→ What is required
Each line in the entries below that holds the string "date" is to be listed.

→ Recorded data
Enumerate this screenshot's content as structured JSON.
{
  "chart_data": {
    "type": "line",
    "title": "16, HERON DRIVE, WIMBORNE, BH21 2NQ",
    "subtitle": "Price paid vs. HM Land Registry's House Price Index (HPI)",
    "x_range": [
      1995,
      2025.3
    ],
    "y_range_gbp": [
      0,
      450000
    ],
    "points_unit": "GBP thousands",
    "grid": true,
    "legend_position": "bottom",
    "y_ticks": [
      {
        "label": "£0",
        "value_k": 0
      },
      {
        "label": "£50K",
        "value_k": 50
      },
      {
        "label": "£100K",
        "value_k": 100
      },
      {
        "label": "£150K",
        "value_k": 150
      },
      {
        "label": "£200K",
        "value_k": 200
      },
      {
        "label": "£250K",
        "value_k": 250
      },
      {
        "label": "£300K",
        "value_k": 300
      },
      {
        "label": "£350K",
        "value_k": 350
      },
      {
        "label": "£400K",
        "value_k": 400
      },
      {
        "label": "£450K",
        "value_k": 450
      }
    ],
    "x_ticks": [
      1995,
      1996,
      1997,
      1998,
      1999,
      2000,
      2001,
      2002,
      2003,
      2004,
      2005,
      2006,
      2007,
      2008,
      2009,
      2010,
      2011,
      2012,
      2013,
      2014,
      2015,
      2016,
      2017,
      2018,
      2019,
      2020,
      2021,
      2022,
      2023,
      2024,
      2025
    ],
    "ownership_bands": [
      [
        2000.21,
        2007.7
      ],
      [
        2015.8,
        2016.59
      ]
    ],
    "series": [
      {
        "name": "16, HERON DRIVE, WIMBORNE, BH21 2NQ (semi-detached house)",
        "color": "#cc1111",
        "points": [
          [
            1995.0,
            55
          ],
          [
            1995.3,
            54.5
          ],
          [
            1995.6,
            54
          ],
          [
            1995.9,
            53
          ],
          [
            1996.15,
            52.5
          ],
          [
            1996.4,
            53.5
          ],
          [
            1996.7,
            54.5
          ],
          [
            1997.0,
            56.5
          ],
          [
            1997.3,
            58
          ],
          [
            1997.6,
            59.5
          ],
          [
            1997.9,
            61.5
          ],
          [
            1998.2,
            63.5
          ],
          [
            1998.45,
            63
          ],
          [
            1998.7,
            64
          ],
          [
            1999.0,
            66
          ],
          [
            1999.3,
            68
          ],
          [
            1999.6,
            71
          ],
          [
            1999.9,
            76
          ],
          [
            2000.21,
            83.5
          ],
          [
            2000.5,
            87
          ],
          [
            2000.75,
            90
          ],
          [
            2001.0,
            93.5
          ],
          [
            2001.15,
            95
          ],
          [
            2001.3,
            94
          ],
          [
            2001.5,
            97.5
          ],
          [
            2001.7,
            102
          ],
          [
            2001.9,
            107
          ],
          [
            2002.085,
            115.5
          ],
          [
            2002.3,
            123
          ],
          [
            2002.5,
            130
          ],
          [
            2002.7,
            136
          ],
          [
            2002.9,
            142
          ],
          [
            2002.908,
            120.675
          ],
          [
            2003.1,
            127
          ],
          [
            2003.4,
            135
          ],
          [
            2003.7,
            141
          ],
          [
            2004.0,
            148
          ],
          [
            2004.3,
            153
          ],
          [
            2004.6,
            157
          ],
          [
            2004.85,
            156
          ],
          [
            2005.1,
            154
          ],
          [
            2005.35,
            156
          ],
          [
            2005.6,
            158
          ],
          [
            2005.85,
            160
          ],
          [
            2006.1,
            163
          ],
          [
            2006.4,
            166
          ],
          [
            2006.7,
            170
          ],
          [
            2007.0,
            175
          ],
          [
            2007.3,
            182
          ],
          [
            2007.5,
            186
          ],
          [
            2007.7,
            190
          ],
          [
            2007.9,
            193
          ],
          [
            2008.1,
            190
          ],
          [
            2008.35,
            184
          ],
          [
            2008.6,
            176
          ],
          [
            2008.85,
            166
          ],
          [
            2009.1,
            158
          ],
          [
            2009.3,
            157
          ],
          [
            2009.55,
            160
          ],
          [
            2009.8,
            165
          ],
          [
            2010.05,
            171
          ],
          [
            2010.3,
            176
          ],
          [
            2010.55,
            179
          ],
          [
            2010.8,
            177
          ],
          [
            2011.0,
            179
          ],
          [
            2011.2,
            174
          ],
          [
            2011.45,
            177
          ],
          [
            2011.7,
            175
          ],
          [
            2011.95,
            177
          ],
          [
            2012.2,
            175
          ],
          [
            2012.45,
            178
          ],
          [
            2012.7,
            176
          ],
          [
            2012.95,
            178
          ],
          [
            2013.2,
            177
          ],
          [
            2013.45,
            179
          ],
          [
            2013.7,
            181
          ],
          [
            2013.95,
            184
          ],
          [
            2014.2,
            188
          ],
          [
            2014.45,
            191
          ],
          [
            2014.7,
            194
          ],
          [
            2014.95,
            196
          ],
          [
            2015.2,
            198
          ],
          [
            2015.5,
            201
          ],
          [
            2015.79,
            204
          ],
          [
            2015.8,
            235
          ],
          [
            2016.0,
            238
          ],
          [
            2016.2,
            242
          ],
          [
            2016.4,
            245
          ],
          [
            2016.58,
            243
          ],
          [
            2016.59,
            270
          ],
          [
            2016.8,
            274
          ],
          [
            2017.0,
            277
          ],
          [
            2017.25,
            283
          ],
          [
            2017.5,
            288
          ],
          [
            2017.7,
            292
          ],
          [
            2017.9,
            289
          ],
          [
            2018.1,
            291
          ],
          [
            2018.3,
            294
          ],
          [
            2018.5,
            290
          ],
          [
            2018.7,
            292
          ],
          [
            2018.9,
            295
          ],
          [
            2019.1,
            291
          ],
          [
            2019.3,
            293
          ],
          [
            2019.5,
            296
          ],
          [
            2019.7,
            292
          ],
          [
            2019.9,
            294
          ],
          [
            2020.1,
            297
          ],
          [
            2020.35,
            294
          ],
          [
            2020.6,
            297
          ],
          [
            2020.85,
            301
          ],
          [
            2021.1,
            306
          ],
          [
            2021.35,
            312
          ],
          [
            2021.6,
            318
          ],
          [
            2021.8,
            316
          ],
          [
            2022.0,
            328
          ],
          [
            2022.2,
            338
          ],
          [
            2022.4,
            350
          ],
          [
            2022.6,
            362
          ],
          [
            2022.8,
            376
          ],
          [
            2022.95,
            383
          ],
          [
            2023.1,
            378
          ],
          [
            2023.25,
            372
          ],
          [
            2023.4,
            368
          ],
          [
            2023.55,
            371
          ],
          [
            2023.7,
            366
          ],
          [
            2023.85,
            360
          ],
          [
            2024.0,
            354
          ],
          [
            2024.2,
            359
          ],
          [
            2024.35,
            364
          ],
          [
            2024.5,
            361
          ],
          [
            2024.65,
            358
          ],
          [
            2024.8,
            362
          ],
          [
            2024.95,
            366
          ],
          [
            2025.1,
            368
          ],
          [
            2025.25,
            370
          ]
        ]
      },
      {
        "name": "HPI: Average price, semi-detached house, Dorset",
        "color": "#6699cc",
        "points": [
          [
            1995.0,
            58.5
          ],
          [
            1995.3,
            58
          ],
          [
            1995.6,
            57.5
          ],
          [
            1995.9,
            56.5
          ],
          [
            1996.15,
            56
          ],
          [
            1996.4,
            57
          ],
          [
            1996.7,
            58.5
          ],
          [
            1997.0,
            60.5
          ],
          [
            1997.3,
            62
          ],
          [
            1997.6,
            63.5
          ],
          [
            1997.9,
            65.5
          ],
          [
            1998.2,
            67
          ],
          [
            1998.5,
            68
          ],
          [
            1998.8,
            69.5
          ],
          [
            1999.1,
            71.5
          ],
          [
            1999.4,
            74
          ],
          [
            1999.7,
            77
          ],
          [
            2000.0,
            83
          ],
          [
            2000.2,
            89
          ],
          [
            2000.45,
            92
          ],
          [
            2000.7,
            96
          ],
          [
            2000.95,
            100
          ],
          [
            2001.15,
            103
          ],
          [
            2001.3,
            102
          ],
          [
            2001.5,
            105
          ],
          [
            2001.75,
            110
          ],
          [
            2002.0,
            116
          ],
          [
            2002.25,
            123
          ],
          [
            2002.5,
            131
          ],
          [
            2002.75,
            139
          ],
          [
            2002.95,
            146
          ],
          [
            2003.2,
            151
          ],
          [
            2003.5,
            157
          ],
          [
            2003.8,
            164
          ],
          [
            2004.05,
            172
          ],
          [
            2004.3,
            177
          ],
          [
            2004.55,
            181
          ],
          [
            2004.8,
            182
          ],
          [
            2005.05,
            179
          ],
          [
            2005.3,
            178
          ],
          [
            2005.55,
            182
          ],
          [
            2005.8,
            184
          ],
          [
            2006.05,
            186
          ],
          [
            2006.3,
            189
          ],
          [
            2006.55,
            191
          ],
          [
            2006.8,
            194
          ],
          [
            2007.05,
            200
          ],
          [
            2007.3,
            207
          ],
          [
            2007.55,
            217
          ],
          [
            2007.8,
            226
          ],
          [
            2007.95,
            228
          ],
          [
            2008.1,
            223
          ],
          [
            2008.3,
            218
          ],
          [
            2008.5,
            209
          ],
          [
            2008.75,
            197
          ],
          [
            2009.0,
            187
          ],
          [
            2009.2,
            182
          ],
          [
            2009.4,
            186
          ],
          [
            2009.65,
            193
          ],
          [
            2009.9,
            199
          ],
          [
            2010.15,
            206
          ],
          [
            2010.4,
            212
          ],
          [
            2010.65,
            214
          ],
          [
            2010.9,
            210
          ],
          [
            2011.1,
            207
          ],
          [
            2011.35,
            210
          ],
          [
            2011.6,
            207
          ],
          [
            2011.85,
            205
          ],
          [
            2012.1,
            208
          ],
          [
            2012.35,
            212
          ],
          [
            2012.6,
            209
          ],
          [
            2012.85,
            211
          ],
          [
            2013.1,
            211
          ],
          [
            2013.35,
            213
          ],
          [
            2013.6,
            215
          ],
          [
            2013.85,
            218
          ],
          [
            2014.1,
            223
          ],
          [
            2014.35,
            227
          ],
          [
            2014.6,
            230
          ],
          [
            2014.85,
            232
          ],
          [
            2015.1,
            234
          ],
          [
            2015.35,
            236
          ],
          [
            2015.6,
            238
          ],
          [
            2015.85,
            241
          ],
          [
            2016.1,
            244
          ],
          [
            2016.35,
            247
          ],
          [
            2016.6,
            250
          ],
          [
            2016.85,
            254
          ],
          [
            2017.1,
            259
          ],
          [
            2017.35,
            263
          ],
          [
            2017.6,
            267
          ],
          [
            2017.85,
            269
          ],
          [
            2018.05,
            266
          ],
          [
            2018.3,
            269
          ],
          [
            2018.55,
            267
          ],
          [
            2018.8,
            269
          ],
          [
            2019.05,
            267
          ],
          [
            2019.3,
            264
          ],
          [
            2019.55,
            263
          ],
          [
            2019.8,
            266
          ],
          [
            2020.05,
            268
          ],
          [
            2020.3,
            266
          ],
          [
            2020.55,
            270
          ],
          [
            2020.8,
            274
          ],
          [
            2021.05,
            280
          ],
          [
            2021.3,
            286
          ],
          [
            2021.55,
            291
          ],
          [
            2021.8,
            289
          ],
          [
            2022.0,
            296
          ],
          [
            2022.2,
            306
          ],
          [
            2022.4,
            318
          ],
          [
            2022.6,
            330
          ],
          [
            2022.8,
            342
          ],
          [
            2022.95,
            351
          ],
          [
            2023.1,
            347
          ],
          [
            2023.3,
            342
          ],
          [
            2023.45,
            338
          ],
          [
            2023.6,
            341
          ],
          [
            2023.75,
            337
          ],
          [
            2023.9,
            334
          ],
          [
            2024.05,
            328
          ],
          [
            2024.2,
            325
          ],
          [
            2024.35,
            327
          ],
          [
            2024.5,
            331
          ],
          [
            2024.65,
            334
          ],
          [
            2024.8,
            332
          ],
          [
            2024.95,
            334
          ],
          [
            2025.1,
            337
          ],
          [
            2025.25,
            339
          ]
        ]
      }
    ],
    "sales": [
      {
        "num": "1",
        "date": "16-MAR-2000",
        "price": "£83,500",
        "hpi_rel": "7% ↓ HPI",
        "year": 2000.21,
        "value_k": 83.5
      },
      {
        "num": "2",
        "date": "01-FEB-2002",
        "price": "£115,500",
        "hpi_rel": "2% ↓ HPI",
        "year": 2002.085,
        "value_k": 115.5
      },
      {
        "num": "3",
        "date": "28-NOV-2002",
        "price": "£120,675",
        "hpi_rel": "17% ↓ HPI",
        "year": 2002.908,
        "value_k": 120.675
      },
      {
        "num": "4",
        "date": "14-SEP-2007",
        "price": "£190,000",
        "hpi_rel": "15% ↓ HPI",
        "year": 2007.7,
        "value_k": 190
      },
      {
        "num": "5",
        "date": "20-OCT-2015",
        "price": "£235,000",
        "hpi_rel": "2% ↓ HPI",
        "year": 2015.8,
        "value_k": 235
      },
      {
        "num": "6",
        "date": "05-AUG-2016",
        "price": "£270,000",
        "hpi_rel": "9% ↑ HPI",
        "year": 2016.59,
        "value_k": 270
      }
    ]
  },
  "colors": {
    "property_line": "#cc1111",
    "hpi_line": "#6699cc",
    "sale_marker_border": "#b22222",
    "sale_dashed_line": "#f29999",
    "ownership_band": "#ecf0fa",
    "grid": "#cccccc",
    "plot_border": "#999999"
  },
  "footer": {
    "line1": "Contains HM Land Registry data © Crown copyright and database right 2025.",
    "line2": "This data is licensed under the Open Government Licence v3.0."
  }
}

→ Solution to this task
        "date": "16-MAR-2000",
        "date": "01-FEB-2002",
        "date": "28-NOV-2002",
        "date": "14-SEP-2007",
        "date": "20-OCT-2015",
        "date": "05-AUG-2016",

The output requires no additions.